Given records —
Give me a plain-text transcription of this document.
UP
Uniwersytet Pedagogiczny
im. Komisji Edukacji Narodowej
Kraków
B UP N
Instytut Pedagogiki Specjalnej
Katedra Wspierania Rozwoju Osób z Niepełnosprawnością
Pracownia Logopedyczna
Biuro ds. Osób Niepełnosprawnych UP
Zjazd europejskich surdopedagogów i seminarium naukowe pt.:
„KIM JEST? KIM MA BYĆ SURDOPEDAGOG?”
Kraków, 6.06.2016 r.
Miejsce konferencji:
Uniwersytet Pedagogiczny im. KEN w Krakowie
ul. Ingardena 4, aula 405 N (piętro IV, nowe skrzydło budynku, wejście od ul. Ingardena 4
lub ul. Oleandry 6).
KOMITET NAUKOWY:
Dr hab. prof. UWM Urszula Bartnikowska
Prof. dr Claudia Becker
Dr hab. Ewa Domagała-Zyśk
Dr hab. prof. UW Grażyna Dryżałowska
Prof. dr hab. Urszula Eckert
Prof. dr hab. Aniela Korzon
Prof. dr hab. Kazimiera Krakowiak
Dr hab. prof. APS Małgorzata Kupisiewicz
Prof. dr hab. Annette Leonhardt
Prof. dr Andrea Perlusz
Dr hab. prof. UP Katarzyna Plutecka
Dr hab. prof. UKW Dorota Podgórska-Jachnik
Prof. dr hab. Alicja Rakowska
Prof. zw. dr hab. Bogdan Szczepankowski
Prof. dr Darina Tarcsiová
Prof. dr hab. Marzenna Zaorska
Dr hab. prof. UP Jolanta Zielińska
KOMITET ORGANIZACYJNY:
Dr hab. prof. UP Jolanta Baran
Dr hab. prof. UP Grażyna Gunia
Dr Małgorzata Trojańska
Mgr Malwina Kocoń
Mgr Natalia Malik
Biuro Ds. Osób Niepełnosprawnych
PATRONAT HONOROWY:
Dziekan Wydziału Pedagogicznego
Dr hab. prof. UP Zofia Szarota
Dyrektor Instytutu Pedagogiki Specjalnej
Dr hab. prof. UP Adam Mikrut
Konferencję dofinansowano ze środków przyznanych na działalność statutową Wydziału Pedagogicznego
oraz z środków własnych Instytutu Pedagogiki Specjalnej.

Exercise directions — Gather all the lines that include the word "Urszula" and copy them out.

Task answer —
Dr hab. prof. UWM Urszula Bartnikowska
Prof. dr hab. Urszula Eckert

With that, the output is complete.